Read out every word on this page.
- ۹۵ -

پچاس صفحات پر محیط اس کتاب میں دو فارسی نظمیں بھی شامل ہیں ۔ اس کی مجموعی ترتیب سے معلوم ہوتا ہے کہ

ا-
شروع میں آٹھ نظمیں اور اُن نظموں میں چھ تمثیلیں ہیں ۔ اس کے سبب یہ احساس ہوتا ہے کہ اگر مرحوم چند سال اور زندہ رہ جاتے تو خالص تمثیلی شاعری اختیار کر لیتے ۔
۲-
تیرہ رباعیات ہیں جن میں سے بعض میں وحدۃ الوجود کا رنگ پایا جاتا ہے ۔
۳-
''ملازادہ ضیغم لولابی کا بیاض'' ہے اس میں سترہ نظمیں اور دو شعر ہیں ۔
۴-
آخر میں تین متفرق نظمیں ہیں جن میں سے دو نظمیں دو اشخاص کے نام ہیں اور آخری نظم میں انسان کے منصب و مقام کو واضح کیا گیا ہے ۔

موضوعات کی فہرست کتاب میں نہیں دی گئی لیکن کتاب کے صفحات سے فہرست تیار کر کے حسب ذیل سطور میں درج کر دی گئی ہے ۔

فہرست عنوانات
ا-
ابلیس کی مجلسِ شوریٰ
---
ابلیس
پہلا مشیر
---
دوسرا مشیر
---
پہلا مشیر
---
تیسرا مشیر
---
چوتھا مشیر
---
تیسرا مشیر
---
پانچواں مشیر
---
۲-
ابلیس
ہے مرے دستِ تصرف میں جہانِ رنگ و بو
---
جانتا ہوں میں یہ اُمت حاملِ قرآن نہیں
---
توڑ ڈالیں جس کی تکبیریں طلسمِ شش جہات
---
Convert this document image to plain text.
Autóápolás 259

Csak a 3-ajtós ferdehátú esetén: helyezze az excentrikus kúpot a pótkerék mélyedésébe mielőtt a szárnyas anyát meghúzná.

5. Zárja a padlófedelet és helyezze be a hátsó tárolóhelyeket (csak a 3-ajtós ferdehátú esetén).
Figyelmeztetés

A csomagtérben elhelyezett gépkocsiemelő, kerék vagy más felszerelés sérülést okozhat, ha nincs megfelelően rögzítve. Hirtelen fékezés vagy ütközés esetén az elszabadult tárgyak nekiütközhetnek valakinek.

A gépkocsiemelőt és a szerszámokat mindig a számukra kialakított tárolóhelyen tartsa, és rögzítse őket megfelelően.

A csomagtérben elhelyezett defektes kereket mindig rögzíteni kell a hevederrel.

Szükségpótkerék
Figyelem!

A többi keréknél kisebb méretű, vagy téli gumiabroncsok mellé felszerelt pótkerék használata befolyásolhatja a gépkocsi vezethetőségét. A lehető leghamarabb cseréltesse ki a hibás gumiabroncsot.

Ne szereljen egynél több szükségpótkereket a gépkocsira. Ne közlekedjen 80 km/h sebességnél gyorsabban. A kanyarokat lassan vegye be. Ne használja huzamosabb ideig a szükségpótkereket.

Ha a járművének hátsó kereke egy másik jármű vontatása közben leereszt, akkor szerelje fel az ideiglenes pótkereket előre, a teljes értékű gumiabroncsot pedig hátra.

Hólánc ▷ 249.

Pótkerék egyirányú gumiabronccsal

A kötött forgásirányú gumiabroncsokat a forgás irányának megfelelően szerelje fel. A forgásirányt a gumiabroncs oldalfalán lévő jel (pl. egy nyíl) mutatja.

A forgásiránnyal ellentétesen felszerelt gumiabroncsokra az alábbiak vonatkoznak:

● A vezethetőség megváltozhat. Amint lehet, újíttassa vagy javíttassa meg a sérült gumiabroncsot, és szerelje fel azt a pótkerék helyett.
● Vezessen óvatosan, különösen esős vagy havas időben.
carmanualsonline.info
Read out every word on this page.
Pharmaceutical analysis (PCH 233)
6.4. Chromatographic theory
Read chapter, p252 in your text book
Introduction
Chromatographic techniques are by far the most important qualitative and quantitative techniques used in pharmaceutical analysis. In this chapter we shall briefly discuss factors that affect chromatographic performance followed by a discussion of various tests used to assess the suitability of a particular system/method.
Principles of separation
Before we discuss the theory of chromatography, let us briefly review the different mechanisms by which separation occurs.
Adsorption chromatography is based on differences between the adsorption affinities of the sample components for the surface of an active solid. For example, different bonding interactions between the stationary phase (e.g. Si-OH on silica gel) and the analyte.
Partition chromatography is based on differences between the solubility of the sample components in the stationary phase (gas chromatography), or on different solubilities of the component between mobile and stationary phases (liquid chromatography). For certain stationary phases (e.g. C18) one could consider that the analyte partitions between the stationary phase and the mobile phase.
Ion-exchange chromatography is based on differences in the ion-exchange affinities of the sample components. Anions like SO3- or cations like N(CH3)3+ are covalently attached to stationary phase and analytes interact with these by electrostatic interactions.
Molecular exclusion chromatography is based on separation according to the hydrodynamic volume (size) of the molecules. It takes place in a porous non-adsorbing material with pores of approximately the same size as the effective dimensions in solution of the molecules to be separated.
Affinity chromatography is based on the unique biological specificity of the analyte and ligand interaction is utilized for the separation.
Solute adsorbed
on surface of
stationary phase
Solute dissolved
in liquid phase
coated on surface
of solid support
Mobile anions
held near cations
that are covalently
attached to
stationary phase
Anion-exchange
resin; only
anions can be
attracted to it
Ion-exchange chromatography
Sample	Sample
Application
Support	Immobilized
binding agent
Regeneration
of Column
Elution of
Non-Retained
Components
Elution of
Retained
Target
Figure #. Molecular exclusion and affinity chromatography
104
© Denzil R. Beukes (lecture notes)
_ _ _ _
* [EXERCISE DIRECTIONS]
Restate all of the entries above precisely.

* [RESPONSE TO THIS TASK]
Read out every word on this page.
- ۹۵ -

پچاس صفحات پر محیط اس کتاب میں دو فارسی نظمیں بھی شامل ہیں ۔ اس کی مجموعی ترتیب سے معلوم ہوتا ہے کہ

ا-
شروع میں آٹھ نظمیں اور اُن نظموں میں چھ تمثیلیں ہیں ۔ اس کے سبب یہ احساس ہوتا ہے کہ اگر مرحوم چند سال اور زندہ رہ جاتے تو خالص تمثیلی شاعری اختیار کر لیتے ۔
۲-
تیرہ رباعیات ہیں جن میں سے بعض میں وحدۃ الوجود کا رنگ پایا جاتا ہے ۔
۳-
''ملازادہ ضیغم لولابی کا بیاض'' ہے اس میں سترہ نظمیں اور دو شعر ہیں ۔
۴-
آخر میں تین متفرق نظمیں ہیں جن میں سے دو نظمیں دو اشخاص کے نام ہیں اور آخری نظم میں انسان کے منصب و مقام کو واضح کیا گیا ہے ۔

موضوعات کی فہرست کتاب میں نہیں دی گئی لیکن کتاب کے صفحات سے فہرست تیار کر کے حسب ذیل سطور میں درج کر دی گئی ہے ۔

فہرست عنوانات
ا-
ابلیس کی مجلسِ شوریٰ
---
ابلیس
پہلا مشیر
---
دوسرا مشیر
---
پہلا مشیر
---
تیسرا مشیر
---
چوتھا مشیر
---
تیسرا مشیر
---
پانچواں مشیر
---
۲-
ابلیس
ہے مرے دستِ تصرف میں جہانِ رنگ و بو
---
جانتا ہوں میں یہ اُمت حاملِ قرآن نہیں
---
توڑ ڈالیں جس کی تکبیریں طلسمِ شش جہات
---
Convert this document image to plain text.
Autóápolás 259

Csak a 3-ajtós ferdehátú esetén: helyezze az excentrikus kúpot a pótkerék mélyedésébe mielőtt a szárnyas anyát meghúzná.

5. Zárja a padlófedelet és helyezze be a hátsó tárolóhelyeket (csak a 3-ajtós ferdehátú esetén).
Figyelmeztetés

A csomagtérben elhelyezett gépkocsiemelő, kerék vagy más felszerelés sérülést okozhat, ha nincs megfelelően rögzítve. Hirtelen fékezés vagy ütközés esetén az elszabadult tárgyak nekiütközhetnek valakinek.

A gépkocsiemelőt és a szerszámokat mindig a számukra kialakított tárolóhelyen tartsa, és rögzítse őket megfelelően.

A csomagtérben elhelyezett defektes kereket mindig rögzíteni kell a hevederrel.

Szükségpótkerék
Figyelem!

A többi keréknél kisebb méretű, vagy téli gumiabroncsok mellé felszerelt pótkerék használata befolyásolhatja a gépkocsi vezethetőségét. A lehető leghamarabb cseréltesse ki a hibás gumiabroncsot.

Ne szereljen egynél több szükségpótkereket a gépkocsira. Ne közlekedjen 80 km/h sebességnél gyorsabban. A kanyarokat lassan vegye be. Ne használja huzamosabb ideig a szükségpótkereket.

Ha a járművének hátsó kereke egy másik jármű vontatása közben leereszt, akkor szerelje fel az ideiglenes pótkereket előre, a teljes értékű gumiabroncsot pedig hátra.

Hólánc ▷ 249.

Pótkerék egyirányú gumiabronccsal

A kötött forgásirányú gumiabroncsokat a forgás irányának megfelelően szerelje fel. A forgásirányt a gumiabroncs oldalfalán lévő jel (pl. egy nyíl) mutatja.

A forgásiránnyal ellentétesen felszerelt gumiabroncsokra az alábbiak vonatkoznak:

● A vezethetőség megváltozhat. Amint lehet, újíttassa vagy javíttassa meg a sérült gumiabroncsot, és szerelje fel azt a pótkerék helyett.
● Vezessen óvatosan, különösen esős vagy havas időben.
carmanualsonline.info
Read out every word on this page.
Pharmaceutical analysis (PCH 233)
6.4. Chromatographic theory
Read chapter, p252 in your text book
Introduction
Chromatographic techniques are by far the most important qualitative and quantitative techniques used in pharmaceutical analysis. In this chapter we shall briefly discuss factors that affect chromatographic performance followed by a discussion of various tests used to assess the suitability of a particular system/method.
Principles of separation
Before we discuss the theory of chromatography, let us briefly review the different mechanisms by which separation occurs.
Adsorption chromatography is based on differences between the adsorption affinities of the sample components for the surface of an active solid. For example, different bonding interactions between the stationary phase (e.g. Si-OH on silica gel) and the analyte.
Partition chromatography is based on differences between the solubility of the sample components in the stationary phase (gas chromatography), or on different solubilities of the component between mobile and stationary phases (liquid chromatography). For certain stationary phases (e.g. C18) one could consider that the analyte partitions between the stationary phase and the mobile phase.
Ion-exchange chromatography is based on differences in the ion-exchange affinities of the sample components. Anions like SO3- or cations like N(CH3)3+ are covalently attached to stationary phase and analytes interact with these by electrostatic interactions.
Molecular exclusion chromatography is based on separation according to the hydrodynamic volume (size) of the molecules. It takes place in a porous non-adsorbing material with pores of approximately the same size as the effective dimensions in solution of the molecules to be separated.
Affinity chromatography is based on the unique biological specificity of the analyte and ligand interaction is utilized for the separation.
Solute adsorbed
on surface of
stationary phase
Solute dissolved
in liquid phase
coated on surface
of solid support
Mobile anions
held near cations
that are covalently
attached to
stationary phase
Anion-exchange
resin; only
anions can be
attracted to it
Ion-exchange chromatography
Sample	Sample
Application
Support	Immobilized
binding agent
Regeneration
of Column
Elution of
Non-Retained
Components
Elution of
Retained
Target
Figure #. Molecular exclusion and affinity chromatography
104
© Denzil R. Beukes (lecture notes)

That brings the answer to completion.